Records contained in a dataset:

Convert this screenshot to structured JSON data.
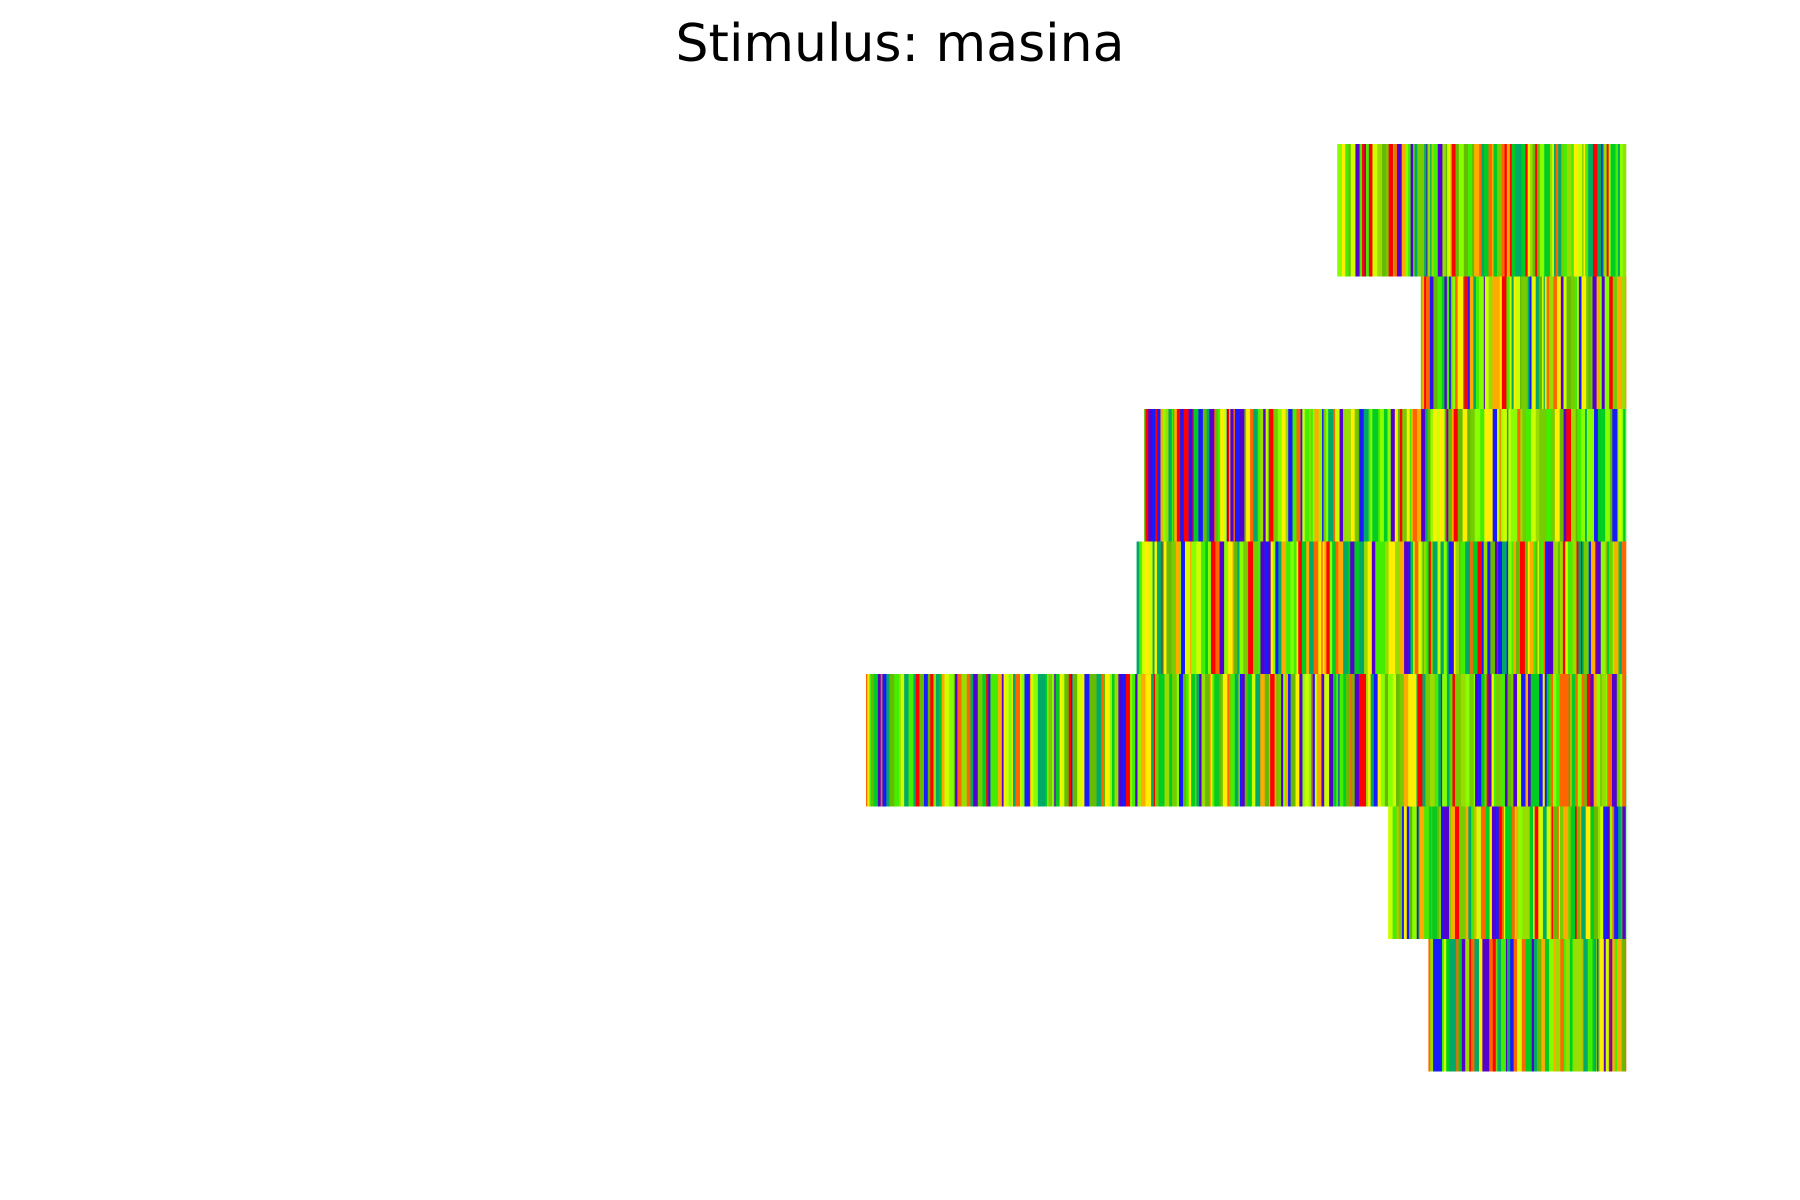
{
  "chart_data": {
    "type": "heatmap",
    "title": "Stimulus: masina",
    "xlabel": "",
    "ylabel": "",
    "axes_visible": false,
    "grid": false,
    "legend": "none",
    "xlim": [
      0,
      1
    ],
    "alignment": "right",
    "palette": [
      "#1a1aff",
      "#5500cc",
      "#ff0000",
      "#ff6600",
      "#ffaa00",
      "#ffee00",
      "#ccff00",
      "#88ff00",
      "#44ee00",
      "#00cc22",
      "#77cc00",
      "#99dd00",
      "#00aa66",
      "#66bb00"
    ],
    "rows": [
      {
        "label": "",
        "start": 0.62
      },
      {
        "label": "",
        "start": 0.73
      },
      {
        "label": "",
        "start": 0.366
      },
      {
        "label": "",
        "start": 0.356
      },
      {
        "label": "",
        "start": 0.0
      },
      {
        "label": "",
        "start": 0.687
      },
      {
        "label": "",
        "start": 0.74
      }
    ]
  }
}
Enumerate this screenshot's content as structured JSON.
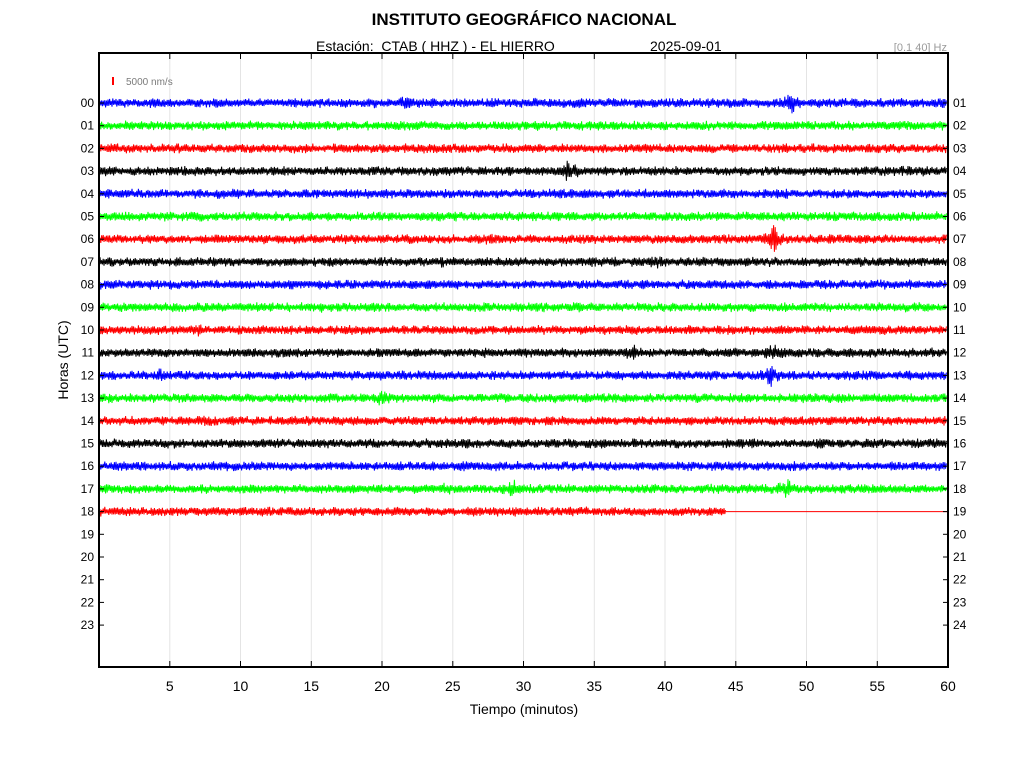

■ **Exercise prompt**
Reproduce all of the material exactly, apart from the pictures.

■ **The output**
Convert this screenshot to structured JSON data.
{
  "chart_data": {
    "type": "heatmap",
    "title": "Stimulus: masina",
    "xlabel": "",
    "ylabel": "",
    "axes_visible": false,
    "grid": false,
    "legend": "none",
    "xlim": [
      0,
      1
    ],
    "alignment": "right",
    "palette": [
      "#1a1aff",
      "#5500cc",
      "#ff0000",
      "#ff6600",
      "#ffaa00",
      "#ffee00",
      "#ccff00",
      "#88ff00",
      "#44ee00",
      "#00cc22",
      "#77cc00",
      "#99dd00",
      "#00aa66",
      "#66bb00"
    ],
    "rows": [
      {
        "label": "",
        "start": 0.62
      },
      {
        "label": "",
        "start": 0.73
      },
      {
        "label": "",
        "start": 0.366
      },
      {
        "label": "",
        "start": 0.356
      },
      {
        "label": "",
        "start": 0.0
      },
      {
        "label": "",
        "start": 0.687
      },
      {
        "label": "",
        "start": 0.74
      }
    ]
  }
}
Enumerate this screenshot's content as structured JSON.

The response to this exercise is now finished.